### Material for this task ###

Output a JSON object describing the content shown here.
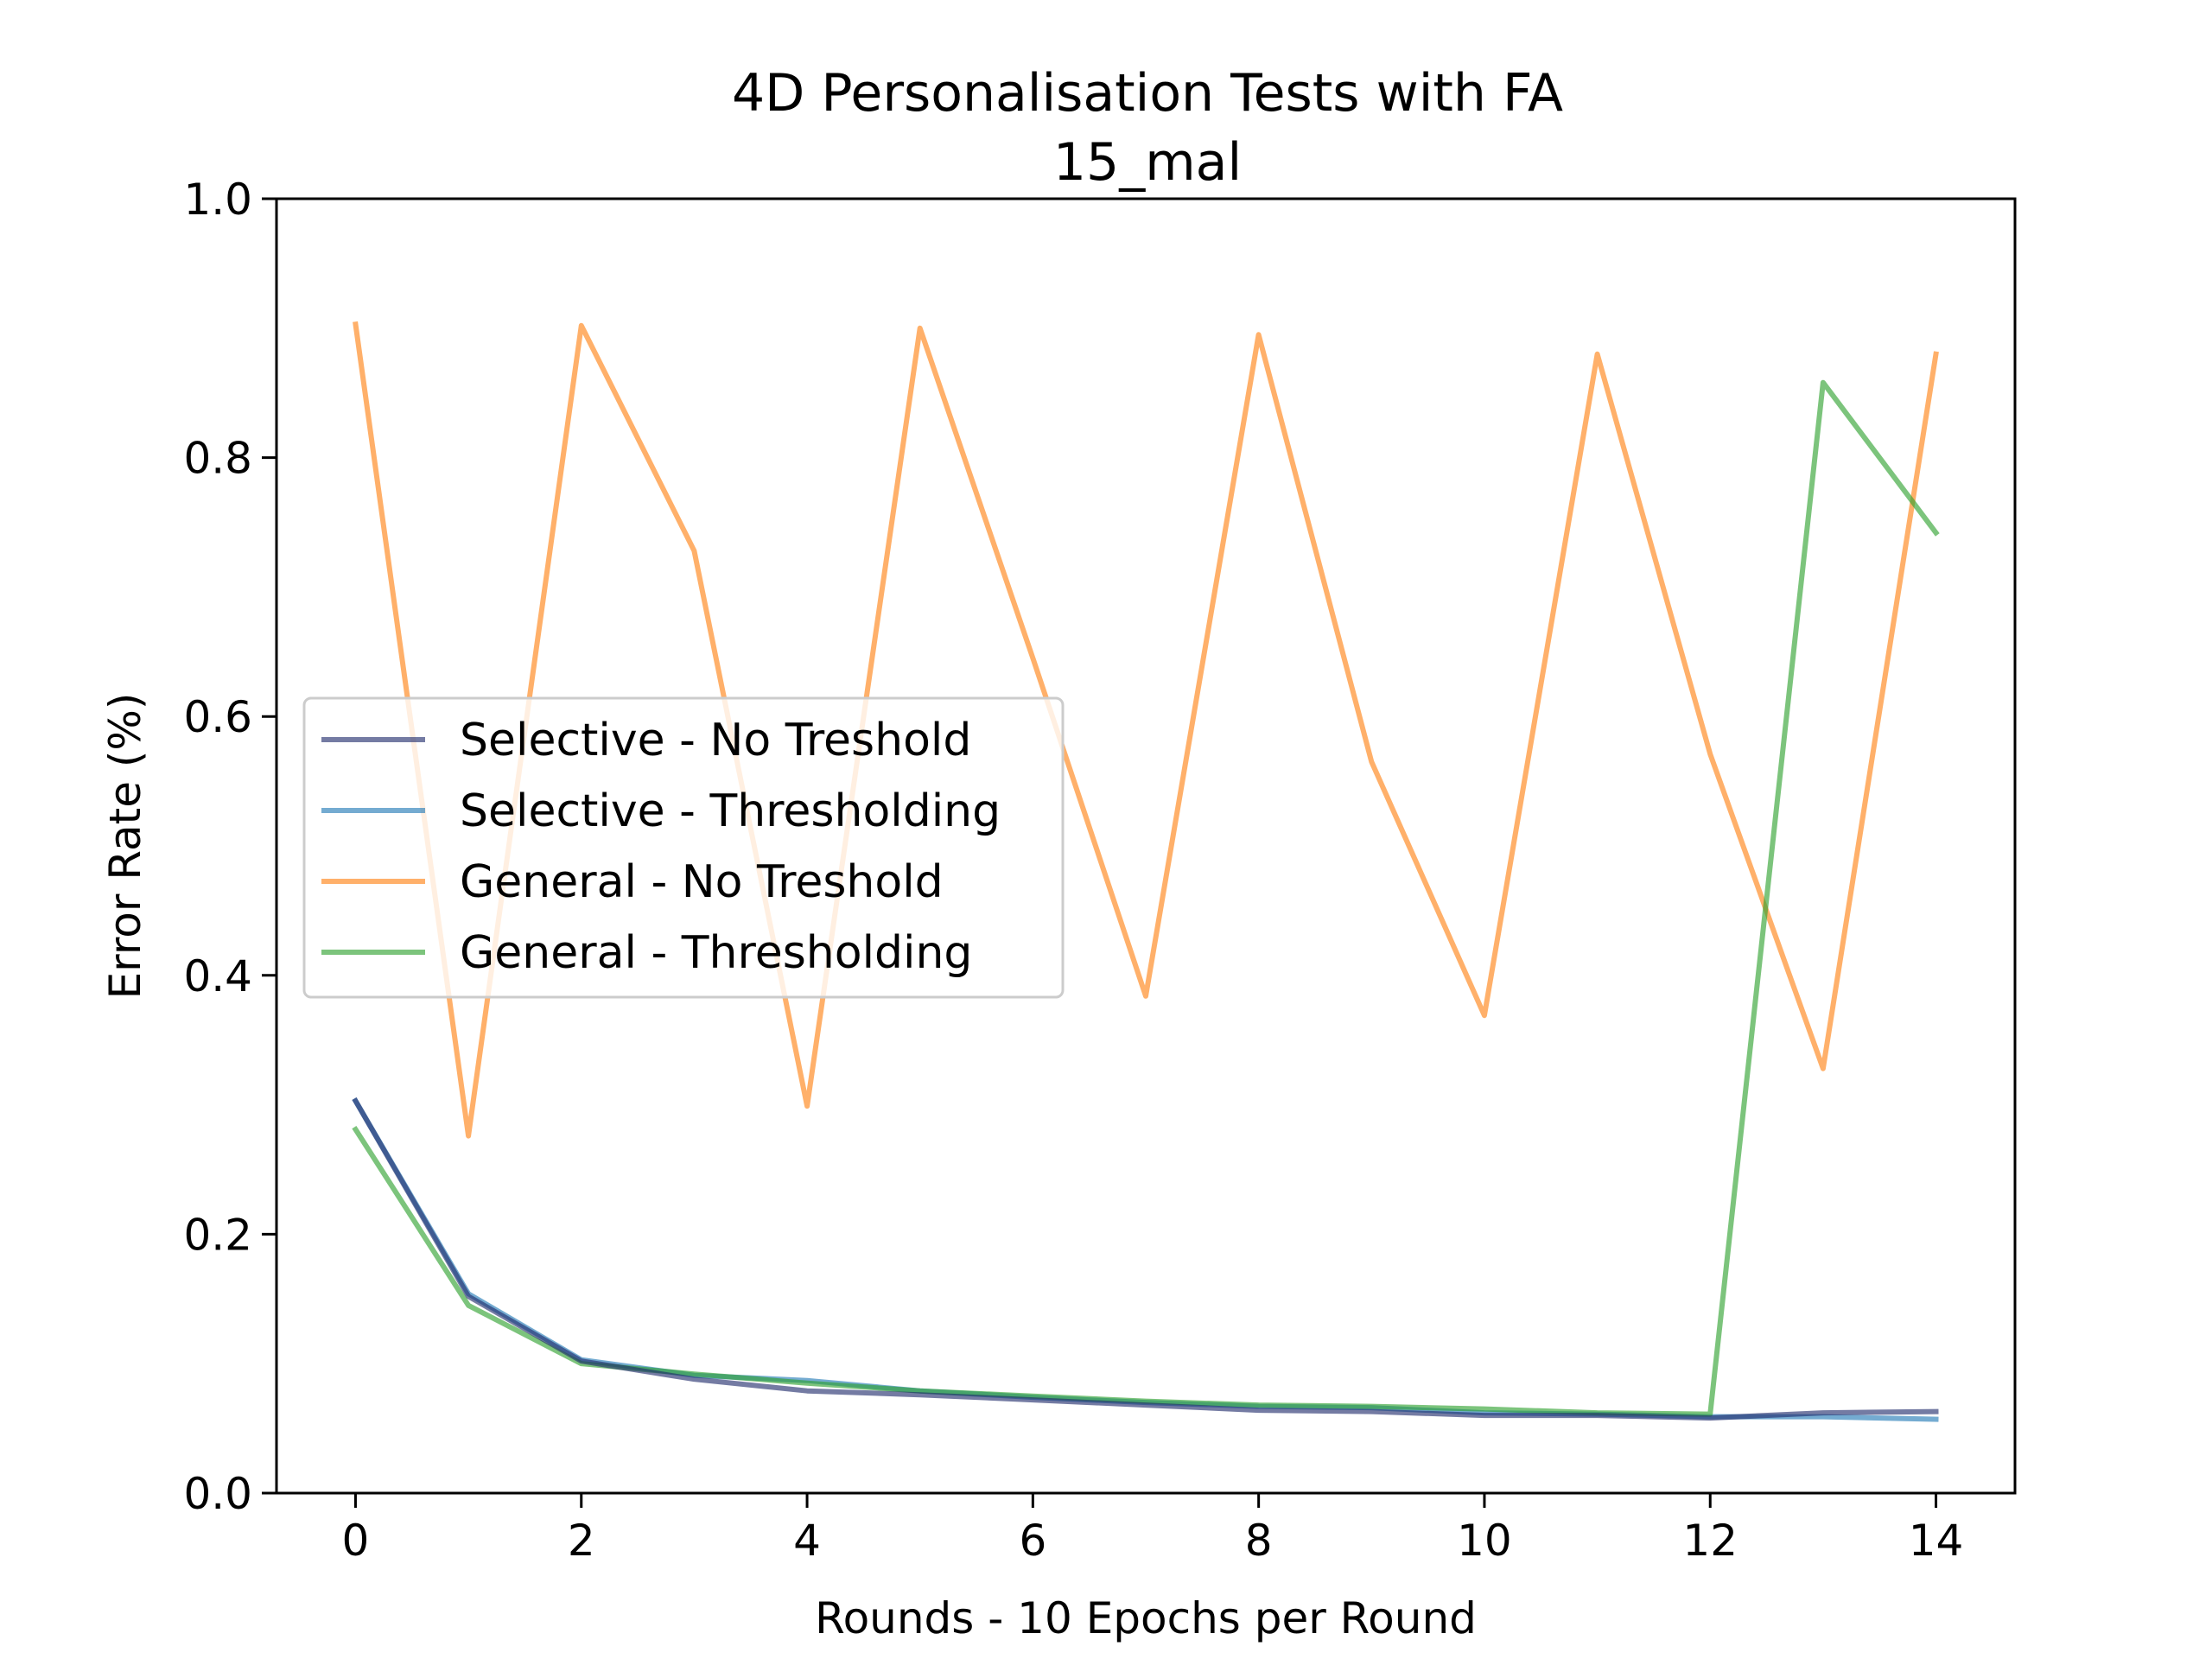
{
  "chart_data": {
    "type": "line",
    "title": "4D Personalisation Tests with FA",
    "subtitle": "15_mal",
    "xlabel": "Rounds - 10 Epochs per Round",
    "ylabel": "Error Rate (%)",
    "xlim": [
      -0.7,
      14.7
    ],
    "ylim": [
      0.0,
      1.0
    ],
    "xticks": [
      0,
      2,
      4,
      6,
      8,
      10,
      12,
      14
    ],
    "yticks": [
      0.0,
      0.2,
      0.4,
      0.6,
      0.8,
      1.0
    ],
    "xtick_labels": [
      "0",
      "2",
      "4",
      "6",
      "8",
      "10",
      "12",
      "14"
    ],
    "ytick_labels": [
      "0.0",
      "0.2",
      "0.4",
      "0.6",
      "0.8",
      "1.0"
    ],
    "grid": false,
    "legend_position": "center-left",
    "x": [
      0,
      1,
      2,
      3,
      4,
      5,
      6,
      7,
      8,
      9,
      10,
      11,
      12,
      13,
      14
    ],
    "series": [
      {
        "name": "Selective - No Treshold",
        "color": "#1f2a6b",
        "values": [
          0.303,
          0.152,
          0.102,
          0.088,
          0.079,
          0.076,
          0.072,
          0.068,
          0.064,
          0.063,
          0.06,
          0.06,
          0.058,
          0.062,
          0.063
        ]
      },
      {
        "name": "Selective - Thresholding",
        "color": "#1f77b4",
        "values": [
          0.303,
          0.154,
          0.103,
          0.091,
          0.087,
          0.079,
          0.074,
          0.07,
          0.067,
          0.066,
          0.062,
          0.061,
          0.059,
          0.059,
          0.057
        ]
      },
      {
        "name": "General - No Treshold",
        "color": "#ff7f0e",
        "values": [
          0.903,
          0.276,
          0.902,
          0.728,
          0.299,
          0.9,
          0.645,
          0.384,
          0.895,
          0.565,
          0.369,
          0.88,
          0.571,
          0.328,
          0.88
        ]
      },
      {
        "name": "General - Thresholding",
        "color": "#2ca02c",
        "values": [
          0.281,
          0.145,
          0.1,
          0.092,
          0.085,
          0.079,
          0.075,
          0.071,
          0.068,
          0.067,
          0.065,
          0.062,
          0.061,
          0.858,
          0.742
        ]
      }
    ]
  }
}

###

• Instructions to follow
Show every line where the string "Selective" appears.

• Task output
        "name": "Selective - No Treshold",
        "name": "Selective - Thresholding",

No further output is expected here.